TASK GOAL:
Go through the listing below and list every line with "证明圆的切线".

Begin RAW DATA

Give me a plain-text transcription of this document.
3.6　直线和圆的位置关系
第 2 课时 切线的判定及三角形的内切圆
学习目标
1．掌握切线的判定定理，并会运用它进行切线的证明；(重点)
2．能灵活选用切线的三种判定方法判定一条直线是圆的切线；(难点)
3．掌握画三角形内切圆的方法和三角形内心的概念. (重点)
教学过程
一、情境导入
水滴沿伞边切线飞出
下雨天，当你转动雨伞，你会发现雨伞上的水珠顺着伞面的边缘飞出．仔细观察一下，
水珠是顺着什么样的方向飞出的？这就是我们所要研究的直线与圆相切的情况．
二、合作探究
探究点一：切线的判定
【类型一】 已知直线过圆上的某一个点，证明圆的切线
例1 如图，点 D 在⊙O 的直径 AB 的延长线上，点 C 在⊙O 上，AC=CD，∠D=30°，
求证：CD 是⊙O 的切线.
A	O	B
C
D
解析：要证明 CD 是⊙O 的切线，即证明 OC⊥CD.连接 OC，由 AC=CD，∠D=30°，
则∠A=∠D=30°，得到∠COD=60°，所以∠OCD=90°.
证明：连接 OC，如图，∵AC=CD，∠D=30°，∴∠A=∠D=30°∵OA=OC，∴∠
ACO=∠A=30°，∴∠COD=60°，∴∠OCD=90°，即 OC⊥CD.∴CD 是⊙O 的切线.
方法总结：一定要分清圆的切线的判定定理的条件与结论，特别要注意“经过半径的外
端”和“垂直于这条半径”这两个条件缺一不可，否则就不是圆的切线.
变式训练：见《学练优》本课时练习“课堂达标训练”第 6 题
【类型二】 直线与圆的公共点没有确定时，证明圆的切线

End RAW DATA

EXERCISE ANSWER:
【类型一】 已知直线过圆上的某一个点，证明圆的切线
【类型二】 直线与圆的公共点没有确定时，证明圆的切线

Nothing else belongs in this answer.